Written instruction: Transcribe all the records exactly and omit any images they hold.
═════ Raw data ═════
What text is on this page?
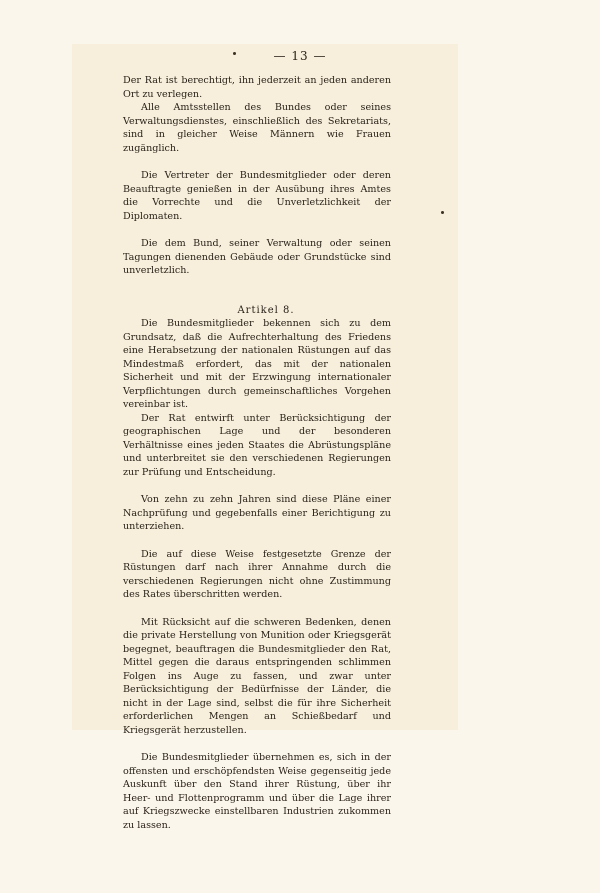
— 13 —

Der Rat ist berechtigt, ihn jederzeit an jeden anderen Ort zu verlegen.

Alle Amtsstellen des Bundes oder seines Verwaltungsdienstes, einschließlich des Sekretariats, sind in gleicher Weise Männern wie Frauen zugänglich.

Die Vertreter der Bundesmitglieder oder deren Beauftragte genießen in der Ausübung ihres Amtes die Vorrechte und die Unverletzlichkeit der Diplomaten.

Die dem Bund, seiner Verwaltung oder seinen Tagungen dienenden Gebäude oder Grundstücke sind unverletzlich.

Artikel 8.

Die Bundesmitglieder bekennen sich zu dem Grundsatz, daß die Aufrechterhaltung des Friedens eine Herabsetzung der nationalen Rüstungen auf das Mindestmaß erfordert, das mit der nationalen Sicherheit und mit der Erzwingung internationaler Verpflichtungen durch gemeinschaftliches Vorgehen vereinbar ist.

Der Rat entwirft unter Berücksichtigung der geographischen Lage und der besonderen Verhältnisse eines jeden Staates die Abrüstungspläne und unterbreitet sie den verschiedenen Regierungen zur Prüfung und Entscheidung.

Von zehn zu zehn Jahren sind diese Pläne einer Nachprüfung und gegebenfalls einer Berichtigung zu unterziehen.

Die auf diese Weise festgesetzte Grenze der Rüstungen darf nach ihrer Annahme durch die verschiedenen Regierungen nicht ohne Zustimmung des Rates überschritten werden.

Mit Rücksicht auf die schweren Bedenken, denen die private Herstellung von Munition oder Kriegsgerät begegnet, beauftragen die Bundesmitglieder den Rat, Mittel gegen die daraus entspringenden schlimmen Folgen ins Auge zu fassen, und zwar unter Berücksichtigung der Bedürfnisse der Länder, die nicht in der Lage sind, selbst die für ihre Sicherheit erforderlichen Mengen an Schießbedarf und Kriegsgerät herzustellen.

Die Bundesmitglieder übernehmen es, sich in der offensten und erschöpfendsten Weise gegenseitig jede Auskunft über den Stand ihrer Rüstung, über ihr Heer- und Flottenprogramm und über die Lage ihrer auf Kriegszwecke einstellbaren Industrien zukommen zu lassen.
═════
Expected answer:
What text is on this page?
— 13 —

Der Rat ist berechtigt, ihn jederzeit an jeden anderen Ort zu verlegen.

Alle Amtsstellen des Bundes oder seines Verwaltungsdienstes, einschließlich des Sekretariats, sind in gleicher Weise Männern wie Frauen zugänglich.

Die Vertreter der Bundesmitglieder oder deren Beauftragte genießen in der Ausübung ihres Amtes die Vorrechte und die Unverletzlichkeit der Diplomaten.

Die dem Bund, seiner Verwaltung oder seinen Tagungen dienenden Gebäude oder Grundstücke sind unverletzlich.

Artikel 8.

Die Bundesmitglieder bekennen sich zu dem Grundsatz, daß die Aufrechterhaltung des Friedens eine Herabsetzung der nationalen Rüstungen auf das Mindestmaß erfordert, das mit der nationalen Sicherheit und mit der Erzwingung internationaler Verpflichtungen durch gemeinschaftliches Vorgehen vereinbar ist.

Der Rat entwirft unter Berücksichtigung der geographischen Lage und der besonderen Verhältnisse eines jeden Staates die Abrüstungspläne und unterbreitet sie den verschiedenen Regierungen zur Prüfung und Entscheidung.

Von zehn zu zehn Jahren sind diese Pläne einer Nachprüfung und gegebenfalls einer Berichtigung zu unterziehen.

Die auf diese Weise festgesetzte Grenze der Rüstungen darf nach ihrer Annahme durch die verschiedenen Regierungen nicht ohne Zustimmung des Rates überschritten werden.

Mit Rücksicht auf die schweren Bedenken, denen die private Herstellung von Munition oder Kriegsgerät begegnet, beauftragen die Bundesmitglieder den Rat, Mittel gegen die daraus entspringenden schlimmen Folgen ins Auge zu fassen, und zwar unter Berücksichtigung der Bedürfnisse der Länder, die nicht in der Lage sind, selbst die für ihre Sicherheit erforderlichen Mengen an Schießbedarf und Kriegsgerät herzustellen.

Die Bundesmitglieder übernehmen es, sich in der offensten und erschöpfendsten Weise gegenseitig jede Auskunft über den Stand ihrer Rüstung, über ihr Heer- und Flottenprogramm und über die Lage ihrer auf Kriegszwecke einstellbaren Industrien zukommen zu lassen.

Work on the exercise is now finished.